▸ TO BE DONE
Below are records; work out how many of their lines contain "analogy" and give only that number.

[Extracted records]
━━━━━━━━━━━━━━━━
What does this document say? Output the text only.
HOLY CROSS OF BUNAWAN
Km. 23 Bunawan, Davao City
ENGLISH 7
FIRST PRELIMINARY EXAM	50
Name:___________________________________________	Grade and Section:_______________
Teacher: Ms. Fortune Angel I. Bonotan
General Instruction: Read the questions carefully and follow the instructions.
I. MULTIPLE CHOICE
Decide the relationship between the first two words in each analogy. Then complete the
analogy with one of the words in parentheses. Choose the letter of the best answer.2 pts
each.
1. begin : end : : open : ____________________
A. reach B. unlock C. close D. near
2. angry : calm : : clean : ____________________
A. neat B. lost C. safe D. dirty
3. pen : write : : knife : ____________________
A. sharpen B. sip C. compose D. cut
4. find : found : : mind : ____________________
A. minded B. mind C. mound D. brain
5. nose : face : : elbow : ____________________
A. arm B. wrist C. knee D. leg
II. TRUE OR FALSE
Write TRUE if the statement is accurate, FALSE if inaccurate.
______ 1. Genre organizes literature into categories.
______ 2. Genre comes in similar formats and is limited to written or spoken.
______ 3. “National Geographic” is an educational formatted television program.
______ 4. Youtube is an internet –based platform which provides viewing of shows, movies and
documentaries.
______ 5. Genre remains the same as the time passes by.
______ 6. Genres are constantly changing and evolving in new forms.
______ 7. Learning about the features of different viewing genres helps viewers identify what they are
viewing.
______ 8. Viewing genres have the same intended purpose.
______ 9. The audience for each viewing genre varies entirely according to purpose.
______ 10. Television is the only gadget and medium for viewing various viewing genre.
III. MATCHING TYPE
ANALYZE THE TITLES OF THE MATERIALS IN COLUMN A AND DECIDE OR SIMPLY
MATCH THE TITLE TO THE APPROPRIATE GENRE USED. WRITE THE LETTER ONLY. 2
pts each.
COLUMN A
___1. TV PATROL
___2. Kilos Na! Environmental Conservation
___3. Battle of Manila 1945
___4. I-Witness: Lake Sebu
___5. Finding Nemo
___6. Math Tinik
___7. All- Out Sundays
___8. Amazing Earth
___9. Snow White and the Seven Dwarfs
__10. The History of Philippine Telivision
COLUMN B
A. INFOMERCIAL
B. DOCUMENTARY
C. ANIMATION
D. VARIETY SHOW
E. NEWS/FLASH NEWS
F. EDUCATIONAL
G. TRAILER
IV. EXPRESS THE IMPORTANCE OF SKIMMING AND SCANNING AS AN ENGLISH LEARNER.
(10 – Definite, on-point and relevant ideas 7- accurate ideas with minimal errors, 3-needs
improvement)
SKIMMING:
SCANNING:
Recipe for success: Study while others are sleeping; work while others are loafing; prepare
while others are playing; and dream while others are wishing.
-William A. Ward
━━━━━━━━━━━━━━━━
▸ COMPLETE ANSWER
2